Job =>
Type out every line below exactly as it reads.

Dataset =>
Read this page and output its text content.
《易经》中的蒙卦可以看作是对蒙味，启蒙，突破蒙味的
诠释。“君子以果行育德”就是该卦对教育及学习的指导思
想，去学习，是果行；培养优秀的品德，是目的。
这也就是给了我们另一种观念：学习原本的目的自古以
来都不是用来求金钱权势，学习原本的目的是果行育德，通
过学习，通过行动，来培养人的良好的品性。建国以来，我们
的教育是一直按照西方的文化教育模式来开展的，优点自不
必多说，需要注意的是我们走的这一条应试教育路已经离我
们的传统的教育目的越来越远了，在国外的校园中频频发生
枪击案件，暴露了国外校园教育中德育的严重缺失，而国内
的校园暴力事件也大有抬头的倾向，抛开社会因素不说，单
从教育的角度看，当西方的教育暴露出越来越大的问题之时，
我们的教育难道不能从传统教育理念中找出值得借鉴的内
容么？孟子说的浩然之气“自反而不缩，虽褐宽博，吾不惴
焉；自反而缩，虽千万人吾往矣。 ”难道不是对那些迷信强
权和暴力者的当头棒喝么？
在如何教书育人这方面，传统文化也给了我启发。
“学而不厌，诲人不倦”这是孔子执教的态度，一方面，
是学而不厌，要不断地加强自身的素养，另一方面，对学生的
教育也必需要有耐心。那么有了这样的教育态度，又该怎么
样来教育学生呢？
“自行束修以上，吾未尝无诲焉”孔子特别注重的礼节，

Finished answer =>
Read this page and output its text content.
《易经》中的蒙卦可以看作是对蒙味，启蒙，突破蒙味的
诠释。“君子以果行育德”就是该卦对教育及学习的指导思
想，去学习，是果行；培养优秀的品德，是目的。
这也就是给了我们另一种观念：学习原本的目的自古以
来都不是用来求金钱权势，学习原本的目的是果行育德，通
过学习，通过行动，来培养人的良好的品性。建国以来，我们
的教育是一直按照西方的文化教育模式来开展的，优点自不
必多说，需要注意的是我们走的这一条应试教育路已经离我
们的传统的教育目的越来越远了，在国外的校园中频频发生
枪击案件，暴露了国外校园教育中德育的严重缺失，而国内
的校园暴力事件也大有抬头的倾向，抛开社会因素不说，单
从教育的角度看，当西方的教育暴露出越来越大的问题之时，
我们的教育难道不能从传统教育理念中找出值得借鉴的内
容么？孟子说的浩然之气“自反而不缩，虽褐宽博，吾不惴
焉；自反而缩，虽千万人吾往矣。 ”难道不是对那些迷信强
权和暴力者的当头棒喝么？
在如何教书育人这方面，传统文化也给了我启发。
“学而不厌，诲人不倦”这是孔子执教的态度，一方面，
是学而不厌，要不断地加强自身的素养，另一方面，对学生的
教育也必需要有耐心。那么有了这样的教育态度，又该怎么
样来教育学生呢？
“自行束修以上，吾未尝无诲焉”孔子特别注重的礼节，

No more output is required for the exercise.